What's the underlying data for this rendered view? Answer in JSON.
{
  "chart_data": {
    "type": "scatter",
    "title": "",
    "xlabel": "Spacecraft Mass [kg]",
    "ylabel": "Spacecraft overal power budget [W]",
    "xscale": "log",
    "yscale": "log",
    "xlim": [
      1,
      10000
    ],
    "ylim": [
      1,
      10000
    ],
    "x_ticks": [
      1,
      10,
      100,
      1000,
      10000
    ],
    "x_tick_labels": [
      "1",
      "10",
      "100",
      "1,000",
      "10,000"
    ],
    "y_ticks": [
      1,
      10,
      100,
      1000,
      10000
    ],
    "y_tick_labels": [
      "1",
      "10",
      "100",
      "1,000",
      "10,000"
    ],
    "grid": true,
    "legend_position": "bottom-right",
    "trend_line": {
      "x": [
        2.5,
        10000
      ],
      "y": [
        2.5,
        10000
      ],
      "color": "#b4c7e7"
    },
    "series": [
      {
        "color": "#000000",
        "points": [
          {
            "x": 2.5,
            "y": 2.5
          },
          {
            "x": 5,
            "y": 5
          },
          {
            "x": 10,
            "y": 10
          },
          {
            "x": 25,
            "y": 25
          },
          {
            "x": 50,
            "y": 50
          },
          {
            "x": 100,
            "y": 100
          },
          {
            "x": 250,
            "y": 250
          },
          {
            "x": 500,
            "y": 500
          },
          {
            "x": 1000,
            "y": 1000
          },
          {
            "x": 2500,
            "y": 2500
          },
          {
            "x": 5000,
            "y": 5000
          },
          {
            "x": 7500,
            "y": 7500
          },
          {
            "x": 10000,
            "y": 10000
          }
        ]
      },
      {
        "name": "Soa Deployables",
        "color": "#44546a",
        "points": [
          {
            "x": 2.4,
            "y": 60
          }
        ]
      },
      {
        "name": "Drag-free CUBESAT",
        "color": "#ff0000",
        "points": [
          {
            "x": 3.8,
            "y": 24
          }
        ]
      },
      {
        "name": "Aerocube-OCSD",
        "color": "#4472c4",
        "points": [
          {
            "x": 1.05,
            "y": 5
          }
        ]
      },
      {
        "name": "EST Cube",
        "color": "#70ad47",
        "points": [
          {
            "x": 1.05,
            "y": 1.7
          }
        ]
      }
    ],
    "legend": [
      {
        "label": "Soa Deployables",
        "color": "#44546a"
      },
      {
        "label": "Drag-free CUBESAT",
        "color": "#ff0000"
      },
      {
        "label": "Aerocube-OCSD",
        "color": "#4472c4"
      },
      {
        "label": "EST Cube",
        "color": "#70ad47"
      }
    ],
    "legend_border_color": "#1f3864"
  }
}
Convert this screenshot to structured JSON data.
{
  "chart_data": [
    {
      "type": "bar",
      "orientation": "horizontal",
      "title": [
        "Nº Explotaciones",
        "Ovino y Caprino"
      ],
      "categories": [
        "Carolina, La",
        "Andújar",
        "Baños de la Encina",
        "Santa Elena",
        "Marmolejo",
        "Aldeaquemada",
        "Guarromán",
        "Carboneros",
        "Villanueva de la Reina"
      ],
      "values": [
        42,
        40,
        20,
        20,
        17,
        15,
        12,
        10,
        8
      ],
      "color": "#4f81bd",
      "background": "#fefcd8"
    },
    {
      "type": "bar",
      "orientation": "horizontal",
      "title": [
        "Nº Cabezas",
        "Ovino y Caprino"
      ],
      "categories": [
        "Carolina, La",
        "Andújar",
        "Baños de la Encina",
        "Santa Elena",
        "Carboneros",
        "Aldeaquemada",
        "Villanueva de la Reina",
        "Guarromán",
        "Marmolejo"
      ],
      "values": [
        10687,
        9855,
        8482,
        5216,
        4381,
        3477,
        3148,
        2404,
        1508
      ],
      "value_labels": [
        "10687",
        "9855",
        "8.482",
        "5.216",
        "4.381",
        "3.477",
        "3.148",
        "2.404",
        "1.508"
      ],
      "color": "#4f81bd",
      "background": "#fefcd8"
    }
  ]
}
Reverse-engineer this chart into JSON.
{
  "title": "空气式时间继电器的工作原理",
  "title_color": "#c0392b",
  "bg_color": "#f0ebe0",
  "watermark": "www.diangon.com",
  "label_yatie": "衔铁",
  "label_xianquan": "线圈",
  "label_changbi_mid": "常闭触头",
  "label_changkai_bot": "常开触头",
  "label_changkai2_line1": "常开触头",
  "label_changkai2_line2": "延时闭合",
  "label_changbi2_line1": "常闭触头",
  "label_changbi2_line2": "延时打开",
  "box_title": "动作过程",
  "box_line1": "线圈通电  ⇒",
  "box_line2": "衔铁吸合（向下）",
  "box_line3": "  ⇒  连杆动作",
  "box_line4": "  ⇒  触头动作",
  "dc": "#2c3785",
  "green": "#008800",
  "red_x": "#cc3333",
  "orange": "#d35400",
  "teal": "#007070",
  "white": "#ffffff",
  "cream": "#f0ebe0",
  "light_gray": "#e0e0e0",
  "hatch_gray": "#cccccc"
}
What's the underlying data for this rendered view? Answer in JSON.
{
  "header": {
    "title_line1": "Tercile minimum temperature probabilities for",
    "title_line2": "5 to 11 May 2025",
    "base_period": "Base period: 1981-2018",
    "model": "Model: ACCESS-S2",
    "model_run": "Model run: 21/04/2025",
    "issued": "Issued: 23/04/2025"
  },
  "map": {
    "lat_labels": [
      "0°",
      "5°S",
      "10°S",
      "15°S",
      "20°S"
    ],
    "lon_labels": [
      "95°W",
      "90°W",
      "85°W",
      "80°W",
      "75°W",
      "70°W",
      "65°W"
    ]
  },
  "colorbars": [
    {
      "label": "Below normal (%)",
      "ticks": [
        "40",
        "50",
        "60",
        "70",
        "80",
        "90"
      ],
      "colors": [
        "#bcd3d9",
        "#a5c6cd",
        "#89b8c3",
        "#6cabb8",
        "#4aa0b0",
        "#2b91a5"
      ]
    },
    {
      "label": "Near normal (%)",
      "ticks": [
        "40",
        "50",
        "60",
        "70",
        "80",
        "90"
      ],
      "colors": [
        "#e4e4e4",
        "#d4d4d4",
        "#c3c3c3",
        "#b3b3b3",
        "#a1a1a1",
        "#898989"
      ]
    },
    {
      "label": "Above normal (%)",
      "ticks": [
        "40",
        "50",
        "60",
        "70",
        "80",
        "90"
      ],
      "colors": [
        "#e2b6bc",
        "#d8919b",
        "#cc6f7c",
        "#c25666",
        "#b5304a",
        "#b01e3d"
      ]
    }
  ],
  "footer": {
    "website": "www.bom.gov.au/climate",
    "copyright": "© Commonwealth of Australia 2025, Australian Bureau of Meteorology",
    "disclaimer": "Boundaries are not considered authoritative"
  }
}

⁂

§ **What to work on**: In the entries above, locate every line with the word "normal" and copy it.

§ **Response to this task**:
      "label": "Below normal (%)",
      "label": "Near normal (%)",
      "label": "Above normal (%)",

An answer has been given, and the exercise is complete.